§ **What to do**
Gather each line of the entries below that includes "BENEFITS".

§ **Recorded information**
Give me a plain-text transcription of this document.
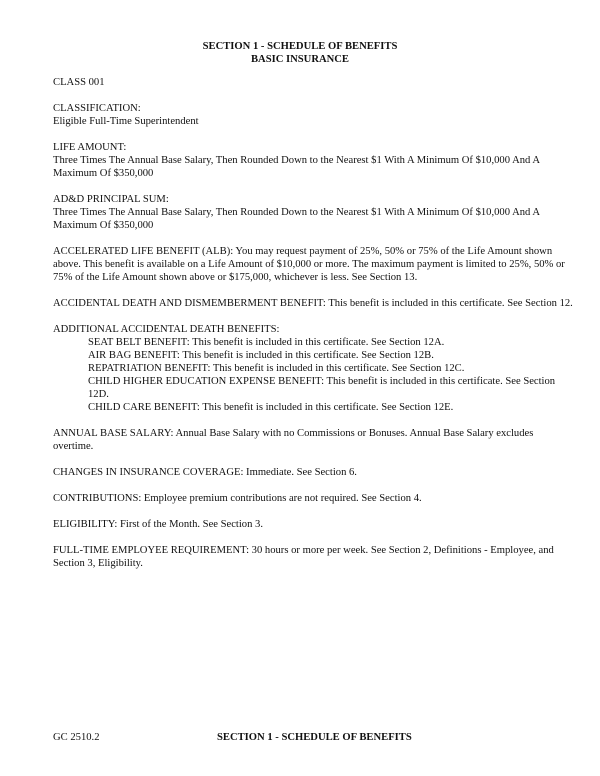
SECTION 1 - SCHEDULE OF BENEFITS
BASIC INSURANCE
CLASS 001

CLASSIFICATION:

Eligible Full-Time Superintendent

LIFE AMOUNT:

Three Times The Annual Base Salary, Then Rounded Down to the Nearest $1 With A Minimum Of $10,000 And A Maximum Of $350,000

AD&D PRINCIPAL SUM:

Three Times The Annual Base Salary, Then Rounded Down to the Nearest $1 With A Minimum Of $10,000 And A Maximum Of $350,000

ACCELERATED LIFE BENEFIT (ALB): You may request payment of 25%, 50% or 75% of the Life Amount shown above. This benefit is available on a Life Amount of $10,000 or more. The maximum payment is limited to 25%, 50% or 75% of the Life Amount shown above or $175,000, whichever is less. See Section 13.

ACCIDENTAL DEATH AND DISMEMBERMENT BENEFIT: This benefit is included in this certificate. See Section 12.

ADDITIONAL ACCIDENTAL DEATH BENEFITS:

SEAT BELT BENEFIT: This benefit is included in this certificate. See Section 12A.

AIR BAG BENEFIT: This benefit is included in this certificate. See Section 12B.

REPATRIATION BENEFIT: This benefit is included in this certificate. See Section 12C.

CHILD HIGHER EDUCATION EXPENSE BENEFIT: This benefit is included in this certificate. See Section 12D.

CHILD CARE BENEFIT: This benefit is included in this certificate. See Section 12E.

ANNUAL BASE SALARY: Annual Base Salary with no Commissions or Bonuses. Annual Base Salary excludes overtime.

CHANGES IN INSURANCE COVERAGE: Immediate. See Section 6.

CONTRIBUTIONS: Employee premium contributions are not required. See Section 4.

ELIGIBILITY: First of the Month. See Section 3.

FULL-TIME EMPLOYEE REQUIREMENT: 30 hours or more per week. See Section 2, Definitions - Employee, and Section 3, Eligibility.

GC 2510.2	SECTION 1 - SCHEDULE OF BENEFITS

* * *

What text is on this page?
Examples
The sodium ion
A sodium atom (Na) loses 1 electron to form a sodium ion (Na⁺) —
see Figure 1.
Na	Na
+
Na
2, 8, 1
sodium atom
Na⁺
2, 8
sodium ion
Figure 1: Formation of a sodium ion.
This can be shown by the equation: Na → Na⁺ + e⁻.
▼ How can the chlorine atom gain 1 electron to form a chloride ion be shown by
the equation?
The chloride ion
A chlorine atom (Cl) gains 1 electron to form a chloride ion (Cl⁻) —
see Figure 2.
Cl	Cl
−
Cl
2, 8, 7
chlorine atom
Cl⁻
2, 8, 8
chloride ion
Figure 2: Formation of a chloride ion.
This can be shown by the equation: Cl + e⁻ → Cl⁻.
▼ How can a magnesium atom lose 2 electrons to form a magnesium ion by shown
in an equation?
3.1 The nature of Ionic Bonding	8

--

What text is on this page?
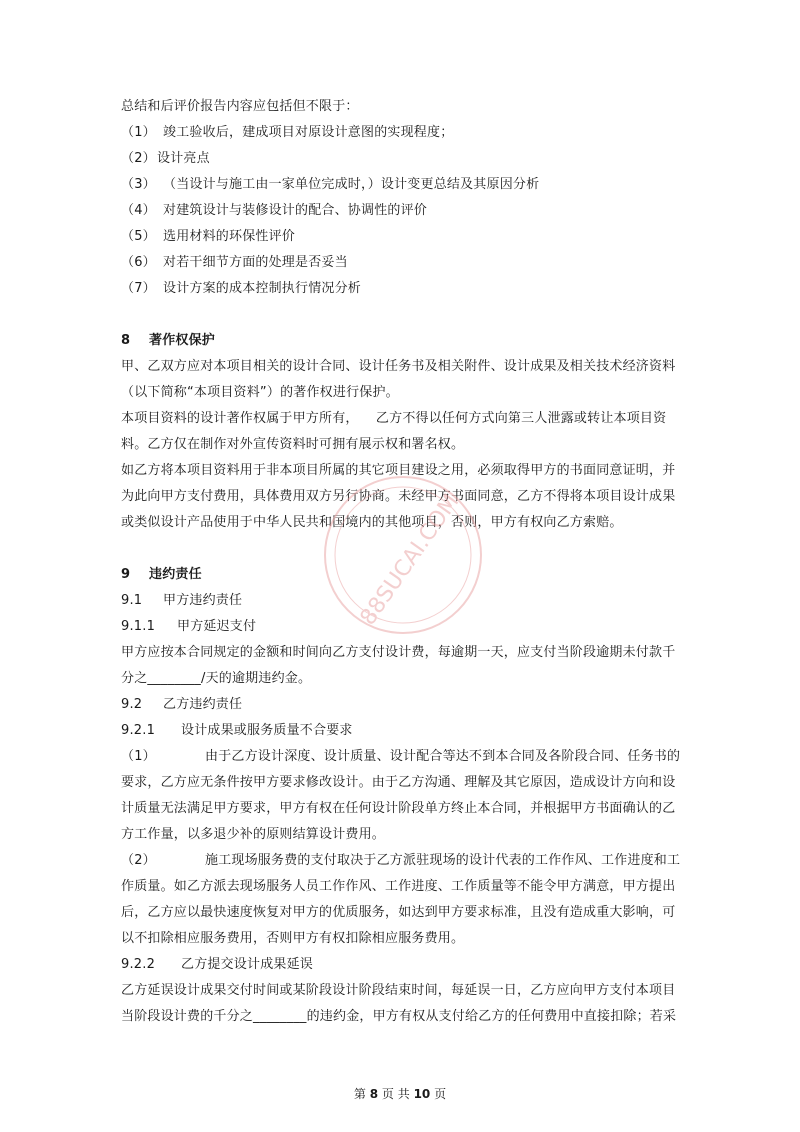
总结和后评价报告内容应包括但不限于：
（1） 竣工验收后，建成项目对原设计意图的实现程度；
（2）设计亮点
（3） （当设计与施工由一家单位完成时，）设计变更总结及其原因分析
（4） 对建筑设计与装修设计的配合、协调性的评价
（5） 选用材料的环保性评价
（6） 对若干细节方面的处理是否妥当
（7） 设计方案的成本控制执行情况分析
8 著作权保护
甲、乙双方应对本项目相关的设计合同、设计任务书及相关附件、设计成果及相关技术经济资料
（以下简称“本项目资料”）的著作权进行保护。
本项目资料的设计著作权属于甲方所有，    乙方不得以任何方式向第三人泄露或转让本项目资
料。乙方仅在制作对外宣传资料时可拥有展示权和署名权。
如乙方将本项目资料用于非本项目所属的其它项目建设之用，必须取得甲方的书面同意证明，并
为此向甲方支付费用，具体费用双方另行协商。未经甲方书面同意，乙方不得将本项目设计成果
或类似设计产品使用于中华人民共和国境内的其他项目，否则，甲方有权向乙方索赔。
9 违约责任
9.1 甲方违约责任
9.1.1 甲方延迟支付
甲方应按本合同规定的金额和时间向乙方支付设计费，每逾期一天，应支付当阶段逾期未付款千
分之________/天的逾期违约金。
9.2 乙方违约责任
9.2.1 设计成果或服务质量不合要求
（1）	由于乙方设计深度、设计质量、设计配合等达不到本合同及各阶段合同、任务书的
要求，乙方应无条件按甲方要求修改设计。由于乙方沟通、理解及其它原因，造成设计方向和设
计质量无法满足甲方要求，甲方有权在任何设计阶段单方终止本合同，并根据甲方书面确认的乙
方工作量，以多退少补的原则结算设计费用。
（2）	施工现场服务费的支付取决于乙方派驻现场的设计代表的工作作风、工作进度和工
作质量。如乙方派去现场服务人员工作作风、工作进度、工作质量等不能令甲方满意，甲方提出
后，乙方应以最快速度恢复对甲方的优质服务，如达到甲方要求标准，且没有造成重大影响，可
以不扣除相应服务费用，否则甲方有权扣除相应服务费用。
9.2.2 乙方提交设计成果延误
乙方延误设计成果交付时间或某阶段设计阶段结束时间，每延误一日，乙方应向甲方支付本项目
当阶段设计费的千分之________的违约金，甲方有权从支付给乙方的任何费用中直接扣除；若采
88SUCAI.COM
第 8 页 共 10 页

§ **Task result**
SECTION 1 - SCHEDULE OF BENEFITS
ADDITIONAL ACCIDENTAL DEATH BENEFITS:
GC 2510.2	SECTION 1 - SCHEDULE OF BENEFITS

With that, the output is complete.